◆ What is required ◆
Answer these questions using the blog post about FameLab:
1. What place did Hans Pfalzgraf take in FameLab UK 2018?
2. Whom did he bump into in London who had seen his talk?
3. What did winning the FameLab Cambridge regional finals entitle him to?

*** Opening Document segment ***

What I learnt from taking part in FameLab
We asked Hans Pfalzgraf our 2018 FameLab UK runner-up to write a blog about his experience of participating in FameLab and what he learnt. Here’s what he had to say.
Two years ago, I saw a link for a presentation competition called FameLab. Since I wanted to improve my presentation skills, I signed up as soon as possible (or, at least, before I could change my mind). I really liked the format: a talk so short that I have to cut out everything that is not essential and it lets me optimise every sentence. I was happy not having a PowerPoint: it forces the audience to look at me (instead of avoiding eye contact by pretending to read the slides). This means they pay attention to the body language I use to explain the scientific concepts.
The idea of being assessed by judges can be a bit daunting, but they’re actually friendly and chatty, so it softens the stress of FameLab being a “competition”. Most of their feedback is about your strengths, which is both motivating and useful to know. You also learn a lot from other contestants, so that there is much to gain just from the heats stage. Believe it or not, you can already have a significant impact there! For example, in London, I actually bumped into a Pokemon Go player who said she had seen my talk, and never saw anyone as excited about proteins as I was.
While I didn’t get further than regional finals in 2017, there was more to come. Fast forward to 2018 I was encouraged me to participate again. I was quite eager to apply everything I had learned throughout the previous year, from voice training to story-telling. So I signed up for FameLab Cambridge and was lucky enough to win the regional finals, which entitled me to a weekend masterclass.

*** Closing Document segment ***
*** Opening Record set ***

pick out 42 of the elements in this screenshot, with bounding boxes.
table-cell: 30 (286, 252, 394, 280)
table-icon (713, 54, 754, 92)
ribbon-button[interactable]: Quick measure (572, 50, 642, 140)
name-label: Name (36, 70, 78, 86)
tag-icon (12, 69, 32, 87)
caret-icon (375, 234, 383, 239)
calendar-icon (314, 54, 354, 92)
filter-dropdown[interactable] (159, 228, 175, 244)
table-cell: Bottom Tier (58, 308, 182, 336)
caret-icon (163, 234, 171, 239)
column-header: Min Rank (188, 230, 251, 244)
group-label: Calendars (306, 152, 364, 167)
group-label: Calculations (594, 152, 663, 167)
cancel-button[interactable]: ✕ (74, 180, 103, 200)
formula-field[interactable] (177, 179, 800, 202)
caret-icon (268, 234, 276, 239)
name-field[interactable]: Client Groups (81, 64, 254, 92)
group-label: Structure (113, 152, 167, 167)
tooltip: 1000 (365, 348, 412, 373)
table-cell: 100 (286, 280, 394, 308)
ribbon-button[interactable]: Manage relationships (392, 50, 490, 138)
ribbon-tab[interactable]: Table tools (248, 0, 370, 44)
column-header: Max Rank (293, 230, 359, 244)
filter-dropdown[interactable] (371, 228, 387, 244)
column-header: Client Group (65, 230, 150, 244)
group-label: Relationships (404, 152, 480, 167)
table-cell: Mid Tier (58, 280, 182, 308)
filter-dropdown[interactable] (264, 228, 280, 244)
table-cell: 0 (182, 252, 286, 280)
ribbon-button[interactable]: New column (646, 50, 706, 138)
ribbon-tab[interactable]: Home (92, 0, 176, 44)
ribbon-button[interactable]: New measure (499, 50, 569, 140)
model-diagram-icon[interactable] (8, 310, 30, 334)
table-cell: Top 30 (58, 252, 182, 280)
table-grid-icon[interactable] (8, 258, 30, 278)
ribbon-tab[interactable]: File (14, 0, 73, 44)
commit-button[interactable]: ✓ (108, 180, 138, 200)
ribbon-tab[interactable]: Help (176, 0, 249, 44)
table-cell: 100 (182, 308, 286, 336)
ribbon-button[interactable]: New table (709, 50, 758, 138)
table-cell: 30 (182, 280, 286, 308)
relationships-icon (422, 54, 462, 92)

*** Closing Record set ***

◆ Solution ◆
1. Runner-up.
2. A Pokemon Go player.
3. A weekend masterclass.